Top of Provided records

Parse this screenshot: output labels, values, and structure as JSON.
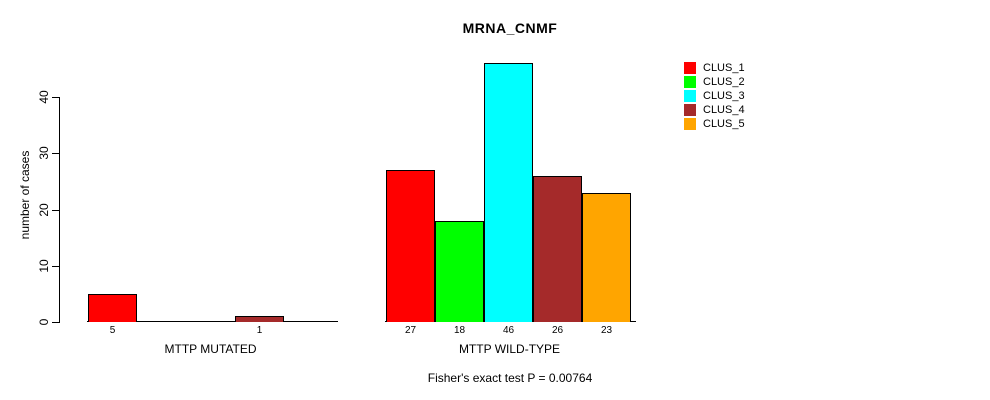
{
  "title": "MRNA_CNMF",
  "ylabel": "number of cases",
  "yticks": [
    "0",
    "10",
    "20",
    "30",
    "40"
  ],
  "legend": {
    "entries": [
      {
        "label": "CLUS_1",
        "color": "#FF0000"
      },
      {
        "label": "CLUS_2",
        "color": "#00FF00"
      },
      {
        "label": "CLUS_3",
        "color": "#00FFFF"
      },
      {
        "label": "CLUS_4",
        "color": "#A52A2A"
      },
      {
        "label": "CLUS_5",
        "color": "#FFA500"
      }
    ]
  },
  "chart_data": {
    "type": "bar",
    "title": "MRNA_CNMF",
    "ylabel": "number of cases",
    "ylim": [
      0,
      46
    ],
    "ytick_values": [
      0,
      10,
      20,
      30,
      40
    ],
    "grid": false,
    "legend_position": "right",
    "series": [
      "CLUS_1",
      "CLUS_2",
      "CLUS_3",
      "CLUS_4",
      "CLUS_5"
    ],
    "colors": [
      "#FF0000",
      "#00FF00",
      "#00FFFF",
      "#A52A2A",
      "#FFA500"
    ],
    "groups": [
      {
        "label": "MTTP MUTATED",
        "values": [
          5,
          0,
          0,
          1,
          0
        ],
        "bar_labels": [
          "5",
          "",
          "",
          "1",
          ""
        ]
      },
      {
        "label": "MTTP WILD-TYPE",
        "values": [
          27,
          18,
          46,
          26,
          23
        ],
        "bar_labels": [
          "27",
          "18",
          "46",
          "26",
          "23"
        ]
      }
    ],
    "annotation": "Fisher's exact test P = 0.00764"
  }
}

Bottom of Provided records

• [Work to complete] Among the lines above, count those containing the word "number" and give nothing but the result.

• [Response area] 2